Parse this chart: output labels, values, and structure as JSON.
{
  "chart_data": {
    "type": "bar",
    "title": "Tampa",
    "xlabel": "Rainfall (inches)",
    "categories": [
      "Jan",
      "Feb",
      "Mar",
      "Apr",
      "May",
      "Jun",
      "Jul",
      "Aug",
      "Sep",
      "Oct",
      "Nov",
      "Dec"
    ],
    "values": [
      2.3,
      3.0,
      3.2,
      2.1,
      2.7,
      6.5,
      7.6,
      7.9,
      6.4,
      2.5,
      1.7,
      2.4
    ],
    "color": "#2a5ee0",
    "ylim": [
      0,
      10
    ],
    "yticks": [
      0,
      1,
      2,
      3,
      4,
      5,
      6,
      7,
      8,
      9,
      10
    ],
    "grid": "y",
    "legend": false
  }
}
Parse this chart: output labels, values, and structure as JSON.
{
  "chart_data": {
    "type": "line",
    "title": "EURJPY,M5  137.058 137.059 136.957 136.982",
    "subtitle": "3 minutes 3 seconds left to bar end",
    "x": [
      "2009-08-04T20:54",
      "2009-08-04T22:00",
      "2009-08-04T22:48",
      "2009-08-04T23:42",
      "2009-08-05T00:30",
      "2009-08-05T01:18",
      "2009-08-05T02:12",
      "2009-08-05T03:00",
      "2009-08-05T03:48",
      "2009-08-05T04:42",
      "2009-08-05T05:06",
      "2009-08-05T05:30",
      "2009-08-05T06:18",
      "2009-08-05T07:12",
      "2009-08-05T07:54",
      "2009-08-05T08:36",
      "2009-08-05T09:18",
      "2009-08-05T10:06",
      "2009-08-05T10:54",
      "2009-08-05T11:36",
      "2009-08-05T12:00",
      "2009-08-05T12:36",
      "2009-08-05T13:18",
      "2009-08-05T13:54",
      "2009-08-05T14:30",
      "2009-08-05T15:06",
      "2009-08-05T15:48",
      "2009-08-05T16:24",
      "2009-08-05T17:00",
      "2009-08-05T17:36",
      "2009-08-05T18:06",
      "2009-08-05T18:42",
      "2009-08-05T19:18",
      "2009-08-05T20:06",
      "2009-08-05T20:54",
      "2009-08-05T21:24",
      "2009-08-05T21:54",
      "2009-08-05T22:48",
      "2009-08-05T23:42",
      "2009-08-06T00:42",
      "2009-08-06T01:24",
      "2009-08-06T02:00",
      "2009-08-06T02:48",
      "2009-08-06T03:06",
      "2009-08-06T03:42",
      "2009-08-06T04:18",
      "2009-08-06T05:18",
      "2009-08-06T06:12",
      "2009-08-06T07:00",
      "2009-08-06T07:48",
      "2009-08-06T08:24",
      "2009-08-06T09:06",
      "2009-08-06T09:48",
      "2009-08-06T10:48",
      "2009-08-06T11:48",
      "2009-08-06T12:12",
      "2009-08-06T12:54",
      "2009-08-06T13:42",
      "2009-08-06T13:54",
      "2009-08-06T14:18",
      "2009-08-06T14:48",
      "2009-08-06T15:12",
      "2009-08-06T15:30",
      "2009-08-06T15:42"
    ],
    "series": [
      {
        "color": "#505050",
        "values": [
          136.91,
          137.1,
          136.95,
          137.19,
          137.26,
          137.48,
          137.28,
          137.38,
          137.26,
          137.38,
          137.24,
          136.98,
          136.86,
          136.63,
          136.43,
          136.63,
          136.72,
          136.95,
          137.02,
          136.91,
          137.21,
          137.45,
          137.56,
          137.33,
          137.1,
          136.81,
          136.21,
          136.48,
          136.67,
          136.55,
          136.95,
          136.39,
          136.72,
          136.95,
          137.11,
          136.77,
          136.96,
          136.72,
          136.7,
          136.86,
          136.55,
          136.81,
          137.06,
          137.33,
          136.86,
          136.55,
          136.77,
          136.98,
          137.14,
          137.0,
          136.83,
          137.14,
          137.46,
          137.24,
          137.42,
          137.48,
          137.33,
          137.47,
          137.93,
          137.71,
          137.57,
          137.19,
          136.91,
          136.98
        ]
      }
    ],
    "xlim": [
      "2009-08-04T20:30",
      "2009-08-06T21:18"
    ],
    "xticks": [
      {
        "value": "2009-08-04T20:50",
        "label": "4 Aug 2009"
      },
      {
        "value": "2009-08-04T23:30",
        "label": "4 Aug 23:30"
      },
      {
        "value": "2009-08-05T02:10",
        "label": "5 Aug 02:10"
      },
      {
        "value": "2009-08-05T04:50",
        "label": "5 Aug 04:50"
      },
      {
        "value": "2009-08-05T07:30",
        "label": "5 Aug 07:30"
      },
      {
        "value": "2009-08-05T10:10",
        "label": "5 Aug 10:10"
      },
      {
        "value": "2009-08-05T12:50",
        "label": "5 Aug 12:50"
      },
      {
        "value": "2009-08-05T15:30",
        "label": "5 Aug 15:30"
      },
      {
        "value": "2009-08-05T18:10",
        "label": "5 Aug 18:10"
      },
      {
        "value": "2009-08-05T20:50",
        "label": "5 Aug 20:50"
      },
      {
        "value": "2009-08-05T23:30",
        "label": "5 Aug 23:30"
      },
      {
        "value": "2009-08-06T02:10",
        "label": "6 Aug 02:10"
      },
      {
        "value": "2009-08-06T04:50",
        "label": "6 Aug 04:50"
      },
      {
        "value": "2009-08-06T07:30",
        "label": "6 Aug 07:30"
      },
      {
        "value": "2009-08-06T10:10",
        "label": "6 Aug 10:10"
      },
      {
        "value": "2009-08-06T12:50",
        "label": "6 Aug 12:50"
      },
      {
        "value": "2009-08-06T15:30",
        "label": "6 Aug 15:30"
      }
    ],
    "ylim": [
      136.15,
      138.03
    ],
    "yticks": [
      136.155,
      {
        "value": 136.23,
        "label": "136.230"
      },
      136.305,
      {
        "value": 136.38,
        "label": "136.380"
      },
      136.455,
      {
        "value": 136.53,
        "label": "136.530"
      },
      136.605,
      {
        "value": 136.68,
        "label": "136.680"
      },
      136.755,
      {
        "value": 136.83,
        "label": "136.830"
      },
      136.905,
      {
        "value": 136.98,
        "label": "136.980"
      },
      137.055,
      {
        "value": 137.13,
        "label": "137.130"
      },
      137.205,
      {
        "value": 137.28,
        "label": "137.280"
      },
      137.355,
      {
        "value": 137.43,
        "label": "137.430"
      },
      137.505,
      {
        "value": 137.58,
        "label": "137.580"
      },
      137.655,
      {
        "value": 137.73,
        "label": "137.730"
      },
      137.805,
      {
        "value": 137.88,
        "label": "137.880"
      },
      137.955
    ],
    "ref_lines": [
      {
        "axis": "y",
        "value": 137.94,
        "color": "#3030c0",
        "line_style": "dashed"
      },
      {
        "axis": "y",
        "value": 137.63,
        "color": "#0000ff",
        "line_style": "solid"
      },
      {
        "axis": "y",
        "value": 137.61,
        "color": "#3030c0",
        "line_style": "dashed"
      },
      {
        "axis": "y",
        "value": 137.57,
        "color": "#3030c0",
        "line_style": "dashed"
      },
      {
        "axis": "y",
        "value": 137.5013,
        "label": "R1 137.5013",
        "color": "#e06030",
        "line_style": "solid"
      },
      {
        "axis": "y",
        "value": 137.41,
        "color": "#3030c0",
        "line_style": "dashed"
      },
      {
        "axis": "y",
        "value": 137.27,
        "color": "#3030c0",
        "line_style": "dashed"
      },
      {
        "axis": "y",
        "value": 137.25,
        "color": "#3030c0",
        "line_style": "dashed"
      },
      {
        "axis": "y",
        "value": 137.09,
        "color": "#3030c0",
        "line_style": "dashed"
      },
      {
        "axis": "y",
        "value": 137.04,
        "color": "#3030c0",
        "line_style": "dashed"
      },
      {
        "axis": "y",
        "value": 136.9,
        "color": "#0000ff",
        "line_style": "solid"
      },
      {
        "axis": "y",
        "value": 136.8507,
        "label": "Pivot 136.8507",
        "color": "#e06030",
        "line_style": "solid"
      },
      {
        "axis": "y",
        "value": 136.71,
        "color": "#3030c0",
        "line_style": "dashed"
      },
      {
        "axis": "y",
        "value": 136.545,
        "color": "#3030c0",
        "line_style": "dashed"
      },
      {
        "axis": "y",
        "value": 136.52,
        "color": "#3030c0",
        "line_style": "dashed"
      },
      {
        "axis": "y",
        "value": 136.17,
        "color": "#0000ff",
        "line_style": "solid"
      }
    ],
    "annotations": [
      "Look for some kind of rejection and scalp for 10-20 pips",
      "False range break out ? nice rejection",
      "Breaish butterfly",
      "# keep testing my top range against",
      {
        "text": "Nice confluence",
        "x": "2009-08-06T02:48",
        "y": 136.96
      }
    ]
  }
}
──────────────────────────────
■ WORK TO COMPLETE
Extract from the data every line where "range" shows up.

■ SOLVED EXERCISE
      "False range break out ? nice rejection",
      "# keep testing my top range against",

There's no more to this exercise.